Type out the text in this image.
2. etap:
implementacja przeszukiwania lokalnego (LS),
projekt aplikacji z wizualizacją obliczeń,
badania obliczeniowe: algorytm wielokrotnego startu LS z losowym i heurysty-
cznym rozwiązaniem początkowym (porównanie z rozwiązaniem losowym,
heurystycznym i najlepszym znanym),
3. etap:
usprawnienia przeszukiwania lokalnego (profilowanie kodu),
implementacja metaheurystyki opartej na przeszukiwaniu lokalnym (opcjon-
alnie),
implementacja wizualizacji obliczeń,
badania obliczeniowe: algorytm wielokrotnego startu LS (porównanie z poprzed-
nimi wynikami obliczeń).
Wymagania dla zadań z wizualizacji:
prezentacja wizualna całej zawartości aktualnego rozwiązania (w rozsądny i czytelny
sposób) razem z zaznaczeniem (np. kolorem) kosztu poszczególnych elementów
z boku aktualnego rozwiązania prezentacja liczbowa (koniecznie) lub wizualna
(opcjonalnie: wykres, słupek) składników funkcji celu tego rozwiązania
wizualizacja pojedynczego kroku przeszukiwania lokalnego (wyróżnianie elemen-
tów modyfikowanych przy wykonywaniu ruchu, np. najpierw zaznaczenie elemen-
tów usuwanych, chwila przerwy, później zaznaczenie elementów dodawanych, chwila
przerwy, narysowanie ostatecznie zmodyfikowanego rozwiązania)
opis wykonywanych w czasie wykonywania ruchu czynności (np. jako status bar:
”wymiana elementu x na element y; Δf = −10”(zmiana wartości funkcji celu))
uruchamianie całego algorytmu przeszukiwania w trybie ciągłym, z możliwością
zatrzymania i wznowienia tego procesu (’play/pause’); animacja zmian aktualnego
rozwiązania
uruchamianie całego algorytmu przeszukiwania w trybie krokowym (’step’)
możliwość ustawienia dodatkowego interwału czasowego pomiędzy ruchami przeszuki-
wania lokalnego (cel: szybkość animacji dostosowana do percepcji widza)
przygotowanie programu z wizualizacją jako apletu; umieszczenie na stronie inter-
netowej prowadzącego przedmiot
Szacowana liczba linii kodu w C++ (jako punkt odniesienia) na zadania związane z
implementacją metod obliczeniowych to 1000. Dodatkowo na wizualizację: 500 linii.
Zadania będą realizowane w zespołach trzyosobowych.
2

* Instructions for the task *
Print the material once more, exactly.

* Worked answer *
Type out the text in this image.
2. etap:
implementacja przeszukiwania lokalnego (LS),
projekt aplikacji z wizualizacją obliczeń,
badania obliczeniowe: algorytm wielokrotnego startu LS z losowym i heurysty-
cznym rozwiązaniem początkowym (porównanie z rozwiązaniem losowym,
heurystycznym i najlepszym znanym),
3. etap:
usprawnienia przeszukiwania lokalnego (profilowanie kodu),
implementacja metaheurystyki opartej na przeszukiwaniu lokalnym (opcjon-
alnie),
implementacja wizualizacji obliczeń,
badania obliczeniowe: algorytm wielokrotnego startu LS (porównanie z poprzed-
nimi wynikami obliczeń).
Wymagania dla zadań z wizualizacji:
prezentacja wizualna całej zawartości aktualnego rozwiązania (w rozsądny i czytelny
sposób) razem z zaznaczeniem (np. kolorem) kosztu poszczególnych elementów
z boku aktualnego rozwiązania prezentacja liczbowa (koniecznie) lub wizualna
(opcjonalnie: wykres, słupek) składników funkcji celu tego rozwiązania
wizualizacja pojedynczego kroku przeszukiwania lokalnego (wyróżnianie elemen-
tów modyfikowanych przy wykonywaniu ruchu, np. najpierw zaznaczenie elemen-
tów usuwanych, chwila przerwy, później zaznaczenie elementów dodawanych, chwila
przerwy, narysowanie ostatecznie zmodyfikowanego rozwiązania)
opis wykonywanych w czasie wykonywania ruchu czynności (np. jako status bar:
”wymiana elementu x na element y; Δf = −10”(zmiana wartości funkcji celu))
uruchamianie całego algorytmu przeszukiwania w trybie ciągłym, z możliwością
zatrzymania i wznowienia tego procesu (’play/pause’); animacja zmian aktualnego
rozwiązania
uruchamianie całego algorytmu przeszukiwania w trybie krokowym (’step’)
możliwość ustawienia dodatkowego interwału czasowego pomiędzy ruchami przeszuki-
wania lokalnego (cel: szybkość animacji dostosowana do percepcji widza)
przygotowanie programu z wizualizacją jako apletu; umieszczenie na stronie inter-
netowej prowadzącego przedmiot
Szacowana liczba linii kodu w C++ (jako punkt odniesienia) na zadania związane z
implementacją metod obliczeniowych to 1000. Dodatkowo na wizualizację: 500 linii.
Zadania będą realizowane w zespołach trzyosobowych.
2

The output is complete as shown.